— start of Data for the task —

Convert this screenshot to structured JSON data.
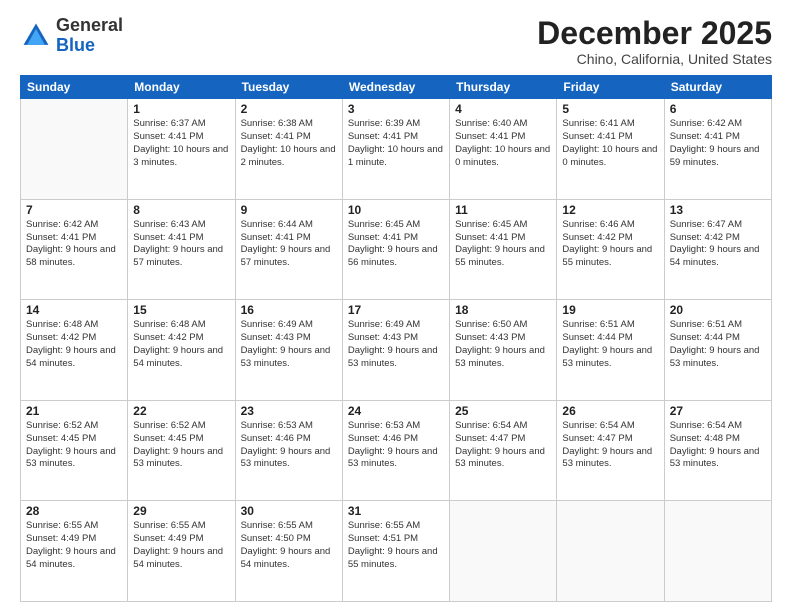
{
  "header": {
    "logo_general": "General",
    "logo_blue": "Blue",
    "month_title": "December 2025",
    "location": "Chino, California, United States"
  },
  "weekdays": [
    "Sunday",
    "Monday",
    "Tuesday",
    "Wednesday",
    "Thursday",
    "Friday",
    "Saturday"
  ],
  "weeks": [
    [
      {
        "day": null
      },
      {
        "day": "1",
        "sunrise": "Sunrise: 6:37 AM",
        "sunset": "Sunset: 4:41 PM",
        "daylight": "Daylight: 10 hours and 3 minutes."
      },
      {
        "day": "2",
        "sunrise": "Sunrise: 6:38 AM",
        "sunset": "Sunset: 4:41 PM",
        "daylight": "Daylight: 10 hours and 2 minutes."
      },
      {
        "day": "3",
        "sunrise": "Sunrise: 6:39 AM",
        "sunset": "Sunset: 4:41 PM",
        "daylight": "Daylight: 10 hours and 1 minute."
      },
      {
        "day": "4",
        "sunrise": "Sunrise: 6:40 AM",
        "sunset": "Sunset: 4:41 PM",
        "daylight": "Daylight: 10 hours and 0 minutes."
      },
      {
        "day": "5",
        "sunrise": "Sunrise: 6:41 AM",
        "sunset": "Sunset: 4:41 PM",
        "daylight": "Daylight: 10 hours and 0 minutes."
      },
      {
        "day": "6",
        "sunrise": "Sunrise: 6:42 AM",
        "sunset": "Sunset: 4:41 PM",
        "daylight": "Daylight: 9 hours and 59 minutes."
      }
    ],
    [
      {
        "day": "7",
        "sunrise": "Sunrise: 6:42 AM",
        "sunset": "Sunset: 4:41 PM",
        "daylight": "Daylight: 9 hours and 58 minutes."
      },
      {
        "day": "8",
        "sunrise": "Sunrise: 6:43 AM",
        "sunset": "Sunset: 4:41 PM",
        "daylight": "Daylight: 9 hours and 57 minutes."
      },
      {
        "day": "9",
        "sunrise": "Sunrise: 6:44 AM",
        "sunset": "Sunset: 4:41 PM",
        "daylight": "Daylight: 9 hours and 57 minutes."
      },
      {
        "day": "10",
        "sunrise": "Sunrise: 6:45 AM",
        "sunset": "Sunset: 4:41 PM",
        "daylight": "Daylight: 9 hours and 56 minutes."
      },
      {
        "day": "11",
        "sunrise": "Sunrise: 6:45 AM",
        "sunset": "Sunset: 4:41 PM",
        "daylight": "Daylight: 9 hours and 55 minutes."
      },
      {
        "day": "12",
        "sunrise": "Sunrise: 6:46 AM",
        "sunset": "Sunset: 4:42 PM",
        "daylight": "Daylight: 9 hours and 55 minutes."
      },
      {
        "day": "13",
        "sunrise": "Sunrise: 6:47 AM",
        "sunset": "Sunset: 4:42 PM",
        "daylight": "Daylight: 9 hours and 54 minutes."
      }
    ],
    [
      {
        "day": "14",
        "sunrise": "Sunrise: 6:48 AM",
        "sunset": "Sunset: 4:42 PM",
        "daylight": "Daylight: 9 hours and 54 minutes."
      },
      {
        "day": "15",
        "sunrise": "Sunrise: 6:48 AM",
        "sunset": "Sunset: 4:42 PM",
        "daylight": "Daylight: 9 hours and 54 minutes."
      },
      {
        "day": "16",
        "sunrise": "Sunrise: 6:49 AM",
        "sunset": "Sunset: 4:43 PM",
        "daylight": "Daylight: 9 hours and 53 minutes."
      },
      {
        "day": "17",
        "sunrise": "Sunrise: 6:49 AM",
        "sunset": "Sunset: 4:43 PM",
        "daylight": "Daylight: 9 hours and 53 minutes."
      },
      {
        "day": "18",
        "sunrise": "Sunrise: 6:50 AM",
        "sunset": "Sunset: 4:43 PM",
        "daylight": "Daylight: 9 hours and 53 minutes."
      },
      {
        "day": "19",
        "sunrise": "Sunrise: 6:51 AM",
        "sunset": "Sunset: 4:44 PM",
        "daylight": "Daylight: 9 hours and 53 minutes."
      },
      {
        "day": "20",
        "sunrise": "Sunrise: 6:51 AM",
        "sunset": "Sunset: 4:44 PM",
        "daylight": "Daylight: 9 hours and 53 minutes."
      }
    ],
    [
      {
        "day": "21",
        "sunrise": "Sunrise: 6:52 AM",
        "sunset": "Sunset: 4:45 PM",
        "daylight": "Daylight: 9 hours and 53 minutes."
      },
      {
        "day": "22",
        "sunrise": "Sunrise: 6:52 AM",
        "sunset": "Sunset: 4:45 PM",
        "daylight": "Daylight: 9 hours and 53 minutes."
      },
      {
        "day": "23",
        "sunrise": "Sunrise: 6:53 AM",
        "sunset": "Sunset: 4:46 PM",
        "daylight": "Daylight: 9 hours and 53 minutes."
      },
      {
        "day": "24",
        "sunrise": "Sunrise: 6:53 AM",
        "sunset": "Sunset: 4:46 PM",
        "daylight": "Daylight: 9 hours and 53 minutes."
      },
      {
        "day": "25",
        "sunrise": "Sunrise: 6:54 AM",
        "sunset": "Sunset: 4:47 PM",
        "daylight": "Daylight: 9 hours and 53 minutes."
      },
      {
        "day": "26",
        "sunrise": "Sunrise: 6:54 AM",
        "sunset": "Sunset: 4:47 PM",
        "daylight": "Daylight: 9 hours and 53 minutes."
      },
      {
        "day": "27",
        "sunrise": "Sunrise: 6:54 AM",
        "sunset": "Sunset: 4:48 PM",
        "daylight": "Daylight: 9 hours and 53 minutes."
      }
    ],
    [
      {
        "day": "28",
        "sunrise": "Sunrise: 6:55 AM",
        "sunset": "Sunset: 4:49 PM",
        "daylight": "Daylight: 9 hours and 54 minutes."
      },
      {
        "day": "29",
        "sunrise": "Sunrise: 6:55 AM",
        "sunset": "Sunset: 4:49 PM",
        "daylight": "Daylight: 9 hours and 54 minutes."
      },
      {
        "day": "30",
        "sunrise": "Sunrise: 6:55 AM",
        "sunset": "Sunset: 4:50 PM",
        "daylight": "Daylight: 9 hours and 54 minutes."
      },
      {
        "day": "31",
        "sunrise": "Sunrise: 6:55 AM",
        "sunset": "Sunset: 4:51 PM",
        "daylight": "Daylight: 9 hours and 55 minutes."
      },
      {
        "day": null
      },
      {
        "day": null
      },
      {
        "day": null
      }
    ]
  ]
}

— end of Data for the task —

◆ **Instructions for the task**: Copy the records above exactly. The pictures are not part of the copy.

◆ **Problem solution**:
Convert this screenshot to structured JSON data.
{
  "header": {
    "logo_general": "General",
    "logo_blue": "Blue",
    "month_title": "December 2025",
    "location": "Chino, California, United States"
  },
  "weekdays": [
    "Sunday",
    "Monday",
    "Tuesday",
    "Wednesday",
    "Thursday",
    "Friday",
    "Saturday"
  ],
  "weeks": [
    [
      {
        "day": null
      },
      {
        "day": "1",
        "sunrise": "Sunrise: 6:37 AM",
        "sunset": "Sunset: 4:41 PM",
        "daylight": "Daylight: 10 hours and 3 minutes."
      },
      {
        "day": "2",
        "sunrise": "Sunrise: 6:38 AM",
        "sunset": "Sunset: 4:41 PM",
        "daylight": "Daylight: 10 hours and 2 minutes."
      },
      {
        "day": "3",
        "sunrise": "Sunrise: 6:39 AM",
        "sunset": "Sunset: 4:41 PM",
        "daylight": "Daylight: 10 hours and 1 minute."
      },
      {
        "day": "4",
        "sunrise": "Sunrise: 6:40 AM",
        "sunset": "Sunset: 4:41 PM",
        "daylight": "Daylight: 10 hours and 0 minutes."
      },
      {
        "day": "5",
        "sunrise": "Sunrise: 6:41 AM",
        "sunset": "Sunset: 4:41 PM",
        "daylight": "Daylight: 10 hours and 0 minutes."
      },
      {
        "day": "6",
        "sunrise": "Sunrise: 6:42 AM",
        "sunset": "Sunset: 4:41 PM",
        "daylight": "Daylight: 9 hours and 59 minutes."
      }
    ],
    [
      {
        "day": "7",
        "sunrise": "Sunrise: 6:42 AM",
        "sunset": "Sunset: 4:41 PM",
        "daylight": "Daylight: 9 hours and 58 minutes."
      },
      {
        "day": "8",
        "sunrise": "Sunrise: 6:43 AM",
        "sunset": "Sunset: 4:41 PM",
        "daylight": "Daylight: 9 hours and 57 minutes."
      },
      {
        "day": "9",
        "sunrise": "Sunrise: 6:44 AM",
        "sunset": "Sunset: 4:41 PM",
        "daylight": "Daylight: 9 hours and 57 minutes."
      },
      {
        "day": "10",
        "sunrise": "Sunrise: 6:45 AM",
        "sunset": "Sunset: 4:41 PM",
        "daylight": "Daylight: 9 hours and 56 minutes."
      },
      {
        "day": "11",
        "sunrise": "Sunrise: 6:45 AM",
        "sunset": "Sunset: 4:41 PM",
        "daylight": "Daylight: 9 hours and 55 minutes."
      },
      {
        "day": "12",
        "sunrise": "Sunrise: 6:46 AM",
        "sunset": "Sunset: 4:42 PM",
        "daylight": "Daylight: 9 hours and 55 minutes."
      },
      {
        "day": "13",
        "sunrise": "Sunrise: 6:47 AM",
        "sunset": "Sunset: 4:42 PM",
        "daylight": "Daylight: 9 hours and 54 minutes."
      }
    ],
    [
      {
        "day": "14",
        "sunrise": "Sunrise: 6:48 AM",
        "sunset": "Sunset: 4:42 PM",
        "daylight": "Daylight: 9 hours and 54 minutes."
      },
      {
        "day": "15",
        "sunrise": "Sunrise: 6:48 AM",
        "sunset": "Sunset: 4:42 PM",
        "daylight": "Daylight: 9 hours and 54 minutes."
      },
      {
        "day": "16",
        "sunrise": "Sunrise: 6:49 AM",
        "sunset": "Sunset: 4:43 PM",
        "daylight": "Daylight: 9 hours and 53 minutes."
      },
      {
        "day": "17",
        "sunrise": "Sunrise: 6:49 AM",
        "sunset": "Sunset: 4:43 PM",
        "daylight": "Daylight: 9 hours and 53 minutes."
      },
      {
        "day": "18",
        "sunrise": "Sunrise: 6:50 AM",
        "sunset": "Sunset: 4:43 PM",
        "daylight": "Daylight: 9 hours and 53 minutes."
      },
      {
        "day": "19",
        "sunrise": "Sunrise: 6:51 AM",
        "sunset": "Sunset: 4:44 PM",
        "daylight": "Daylight: 9 hours and 53 minutes."
      },
      {
        "day": "20",
        "sunrise": "Sunrise: 6:51 AM",
        "sunset": "Sunset: 4:44 PM",
        "daylight": "Daylight: 9 hours and 53 minutes."
      }
    ],
    [
      {
        "day": "21",
        "sunrise": "Sunrise: 6:52 AM",
        "sunset": "Sunset: 4:45 PM",
        "daylight": "Daylight: 9 hours and 53 minutes."
      },
      {
        "day": "22",
        "sunrise": "Sunrise: 6:52 AM",
        "sunset": "Sunset: 4:45 PM",
        "daylight": "Daylight: 9 hours and 53 minutes."
      },
      {
        "day": "23",
        "sunrise": "Sunrise: 6:53 AM",
        "sunset": "Sunset: 4:46 PM",
        "daylight": "Daylight: 9 hours and 53 minutes."
      },
      {
        "day": "24",
        "sunrise": "Sunrise: 6:53 AM",
        "sunset": "Sunset: 4:46 PM",
        "daylight": "Daylight: 9 hours and 53 minutes."
      },
      {
        "day": "25",
        "sunrise": "Sunrise: 6:54 AM",
        "sunset": "Sunset: 4:47 PM",
        "daylight": "Daylight: 9 hours and 53 minutes."
      },
      {
        "day": "26",
        "sunrise": "Sunrise: 6:54 AM",
        "sunset": "Sunset: 4:47 PM",
        "daylight": "Daylight: 9 hours and 53 minutes."
      },
      {
        "day": "27",
        "sunrise": "Sunrise: 6:54 AM",
        "sunset": "Sunset: 4:48 PM",
        "daylight": "Daylight: 9 hours and 53 minutes."
      }
    ],
    [
      {
        "day": "28",
        "sunrise": "Sunrise: 6:55 AM",
        "sunset": "Sunset: 4:49 PM",
        "daylight": "Daylight: 9 hours and 54 minutes."
      },
      {
        "day": "29",
        "sunrise": "Sunrise: 6:55 AM",
        "sunset": "Sunset: 4:49 PM",
        "daylight": "Daylight: 9 hours and 54 minutes."
      },
      {
        "day": "30",
        "sunrise": "Sunrise: 6:55 AM",
        "sunset": "Sunset: 4:50 PM",
        "daylight": "Daylight: 9 hours and 54 minutes."
      },
      {
        "day": "31",
        "sunrise": "Sunrise: 6:55 AM",
        "sunset": "Sunset: 4:51 PM",
        "daylight": "Daylight: 9 hours and 55 minutes."
      },
      {
        "day": null
      },
      {
        "day": null
      },
      {
        "day": null
      }
    ]
  ]
}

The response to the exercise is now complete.